Restate the material word for word and leave out anything that is a picture.

Extracted data entries
○ ○ ○

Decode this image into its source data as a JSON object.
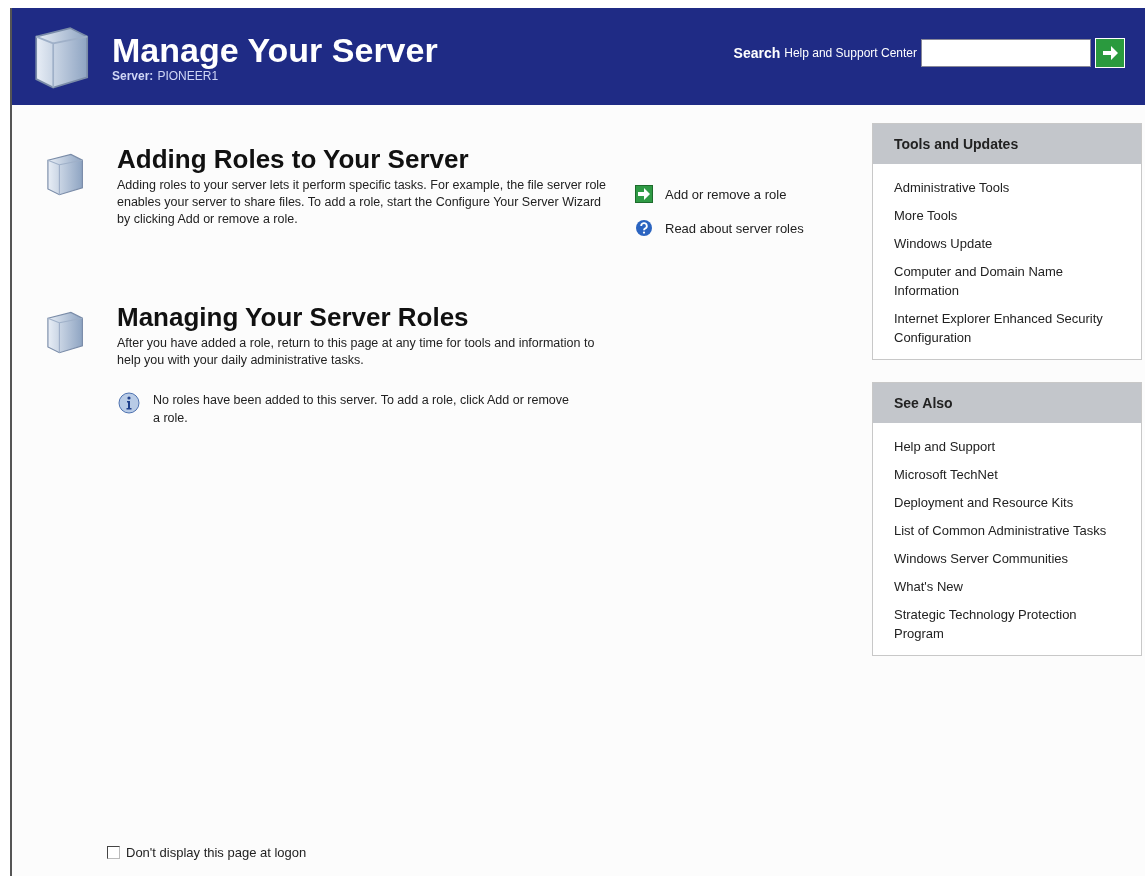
{
  "header": {
    "title": "Manage Your Server",
    "server_label": "Server:",
    "server_name": "PIONEER1",
    "search_label": "Search",
    "search_hint": "Help and Support Center"
  },
  "sections": [
    {
      "title": "Adding Roles to Your Server",
      "text": "Adding roles to your server lets it perform specific tasks. For example, the file server role enables your server to share files. To add a role, start the Configure Your Server Wizard by clicking Add or remove a role.",
      "links": [
        {
          "kind": "arrow",
          "label": "Add or remove a role"
        },
        {
          "kind": "help",
          "label": "Read about server roles"
        }
      ]
    },
    {
      "title": "Managing Your Server Roles",
      "text": "After you have added a role, return to this page at any time for tools and information to help you with your daily administrative tasks.",
      "note": "No roles have been added to this server. To add a role, click Add or remove a role."
    }
  ],
  "panels": [
    {
      "title": "Tools and Updates",
      "links": [
        "Administrative Tools",
        "More Tools",
        "Windows Update",
        "Computer and Domain Name Information",
        "Internet Explorer Enhanced Security Configuration"
      ]
    },
    {
      "title": "See Also",
      "links": [
        "Help and Support",
        "Microsoft TechNet",
        "Deployment and Resource Kits",
        "List of Common Administrative Tasks",
        "Windows Server Communities",
        "What's New",
        "Strategic Technology Protection Program"
      ]
    }
  ],
  "logon_checkbox": {
    "label": "Don't display this page at logon",
    "checked": false
  }
}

○ ○ ○

# RESULT OF THIS EXERCISE:
Decode this image into its source data as a JSON object.
{
  "header": {
    "title": "Manage Your Server",
    "server_label": "Server:",
    "server_name": "PIONEER1",
    "search_label": "Search",
    "search_hint": "Help and Support Center"
  },
  "sections": [
    {
      "title": "Adding Roles to Your Server",
      "text": "Adding roles to your server lets it perform specific tasks. For example, the file server role enables your server to share files. To add a role, start the Configure Your Server Wizard by clicking Add or remove a role.",
      "links": [
        {
          "kind": "arrow",
          "label": "Add or remove a role"
        },
        {
          "kind": "help",
          "label": "Read about server roles"
        }
      ]
    },
    {
      "title": "Managing Your Server Roles",
      "text": "After you have added a role, return to this page at any time for tools and information to help you with your daily administrative tasks.",
      "note": "No roles have been added to this server. To add a role, click Add or remove a role."
    }
  ],
  "panels": [
    {
      "title": "Tools and Updates",
      "links": [
        "Administrative Tools",
        "More Tools",
        "Windows Update",
        "Computer and Domain Name Information",
        "Internet Explorer Enhanced Security Configuration"
      ]
    },
    {
      "title": "See Also",
      "links": [
        "Help and Support",
        "Microsoft TechNet",
        "Deployment and Resource Kits",
        "List of Common Administrative Tasks",
        "Windows Server Communities",
        "What's New",
        "Strategic Technology Protection Program"
      ]
    }
  ],
  "logon_checkbox": {
    "label": "Don't display this page at logon",
    "checked": false
  }
}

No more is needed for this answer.